Collected data:
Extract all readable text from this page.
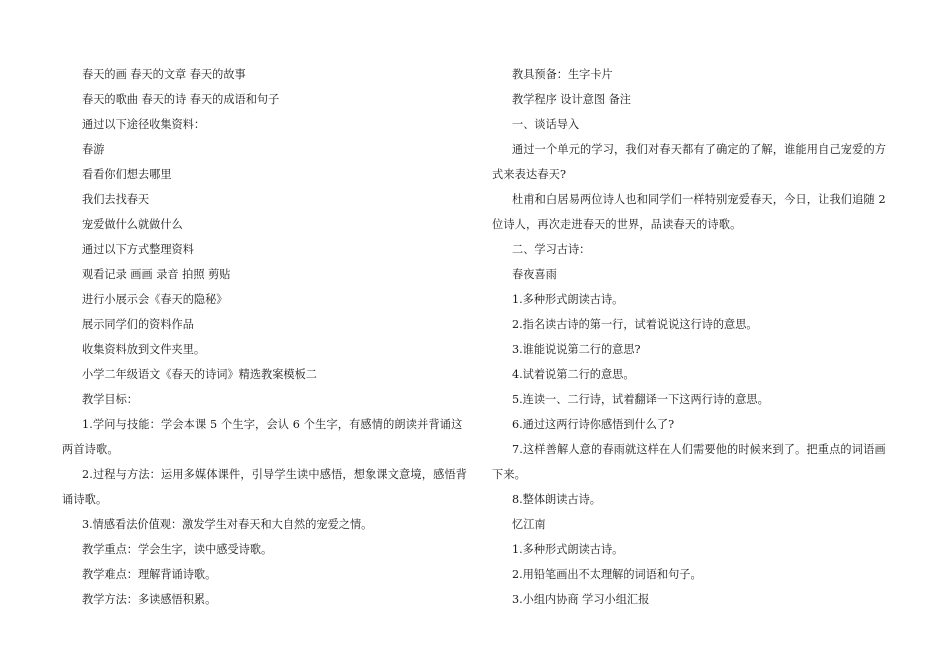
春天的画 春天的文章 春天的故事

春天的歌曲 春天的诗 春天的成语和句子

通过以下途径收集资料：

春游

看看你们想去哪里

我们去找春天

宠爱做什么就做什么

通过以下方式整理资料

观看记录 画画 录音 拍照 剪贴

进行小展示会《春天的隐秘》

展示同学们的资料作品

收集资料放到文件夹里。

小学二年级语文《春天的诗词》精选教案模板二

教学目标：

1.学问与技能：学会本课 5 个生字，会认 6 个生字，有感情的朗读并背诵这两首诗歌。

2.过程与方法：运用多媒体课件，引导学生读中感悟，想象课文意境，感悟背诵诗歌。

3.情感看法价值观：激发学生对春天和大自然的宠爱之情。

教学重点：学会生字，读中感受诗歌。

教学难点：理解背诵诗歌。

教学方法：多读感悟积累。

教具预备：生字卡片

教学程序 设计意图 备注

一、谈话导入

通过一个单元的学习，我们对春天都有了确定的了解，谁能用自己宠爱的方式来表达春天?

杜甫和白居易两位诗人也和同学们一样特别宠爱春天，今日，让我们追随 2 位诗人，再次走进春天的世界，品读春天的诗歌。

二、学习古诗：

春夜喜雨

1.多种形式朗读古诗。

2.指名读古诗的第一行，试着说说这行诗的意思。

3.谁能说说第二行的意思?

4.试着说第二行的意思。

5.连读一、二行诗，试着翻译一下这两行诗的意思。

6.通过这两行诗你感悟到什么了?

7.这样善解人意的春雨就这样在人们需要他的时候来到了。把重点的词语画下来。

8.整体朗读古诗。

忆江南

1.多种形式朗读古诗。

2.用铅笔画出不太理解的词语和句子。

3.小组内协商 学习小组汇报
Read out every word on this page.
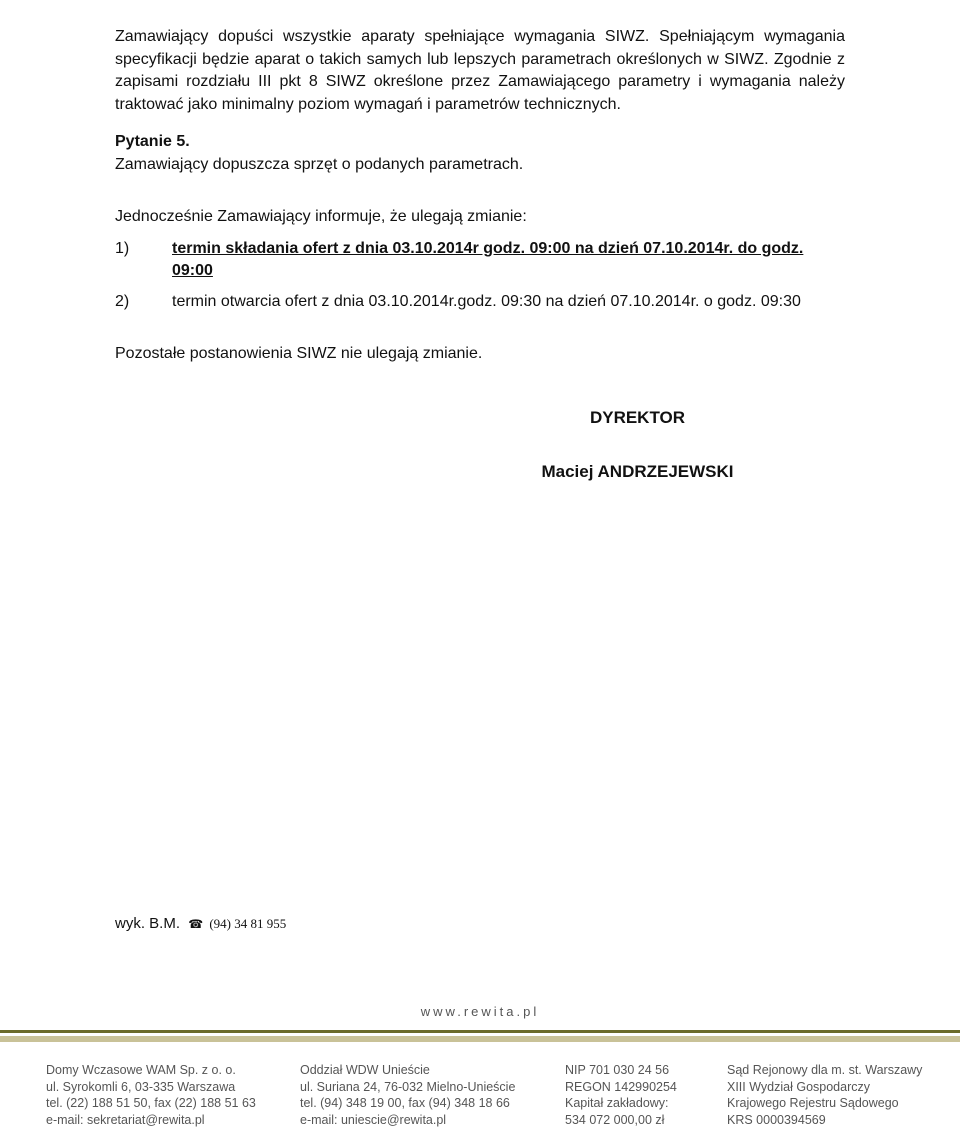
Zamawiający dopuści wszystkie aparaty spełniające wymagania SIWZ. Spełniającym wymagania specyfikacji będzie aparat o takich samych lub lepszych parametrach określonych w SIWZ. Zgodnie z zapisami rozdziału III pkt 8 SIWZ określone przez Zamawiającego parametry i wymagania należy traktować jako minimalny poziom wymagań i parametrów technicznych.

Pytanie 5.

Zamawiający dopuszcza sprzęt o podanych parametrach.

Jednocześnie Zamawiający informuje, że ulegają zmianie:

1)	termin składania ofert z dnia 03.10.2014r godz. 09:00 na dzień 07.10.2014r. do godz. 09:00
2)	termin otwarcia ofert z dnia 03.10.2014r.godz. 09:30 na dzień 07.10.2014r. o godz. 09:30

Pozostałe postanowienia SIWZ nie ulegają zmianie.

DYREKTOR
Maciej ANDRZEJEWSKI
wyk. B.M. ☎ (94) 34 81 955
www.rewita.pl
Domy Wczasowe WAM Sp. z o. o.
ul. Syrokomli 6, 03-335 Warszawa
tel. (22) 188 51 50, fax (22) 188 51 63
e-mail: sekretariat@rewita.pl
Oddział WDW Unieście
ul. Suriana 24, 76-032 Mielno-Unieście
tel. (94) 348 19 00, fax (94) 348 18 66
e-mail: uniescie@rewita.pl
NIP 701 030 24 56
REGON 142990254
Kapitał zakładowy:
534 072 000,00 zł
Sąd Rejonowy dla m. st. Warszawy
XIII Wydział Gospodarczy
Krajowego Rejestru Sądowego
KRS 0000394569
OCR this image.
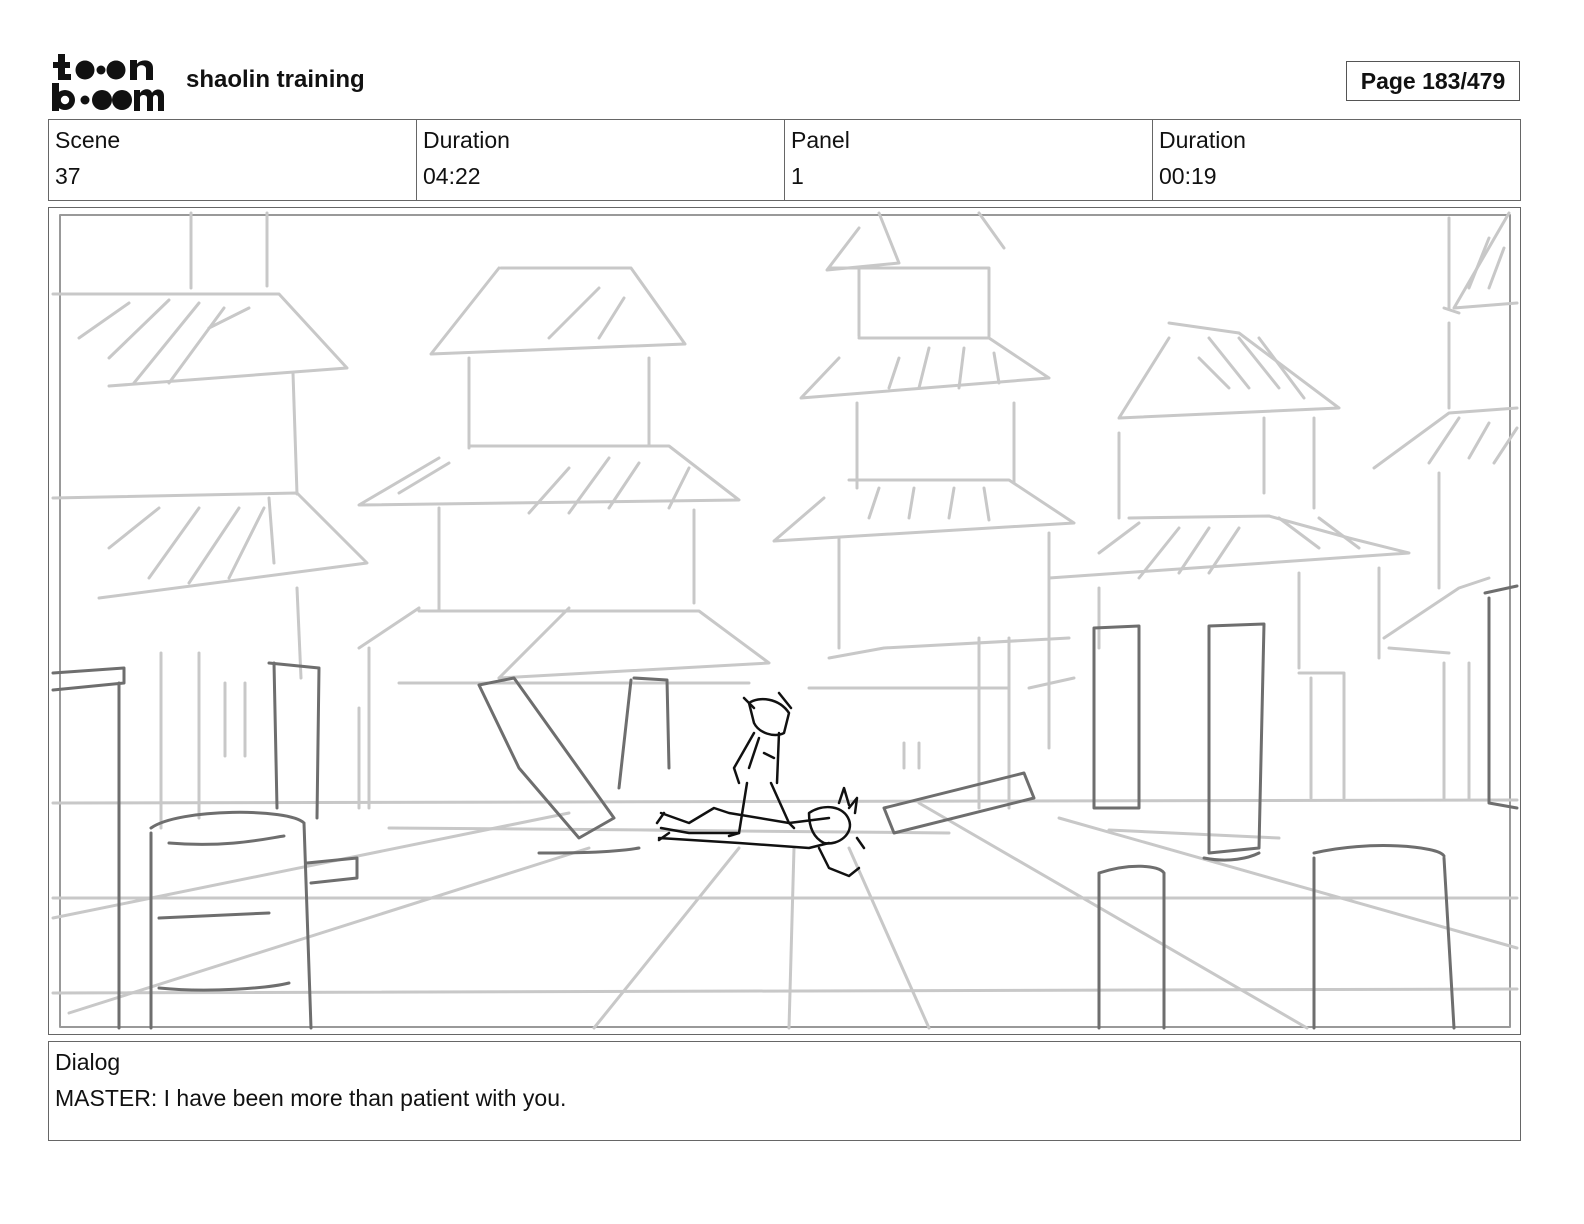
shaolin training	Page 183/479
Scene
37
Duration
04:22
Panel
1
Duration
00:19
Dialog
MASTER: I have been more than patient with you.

EXERCISE PROMPT: Copy out every line of the listing that contains the string "mail".

OUTPUT OF THE EXERCISE:
e-mail: sekretariat@rewita.pl
e-mail: uniescie@rewita.pl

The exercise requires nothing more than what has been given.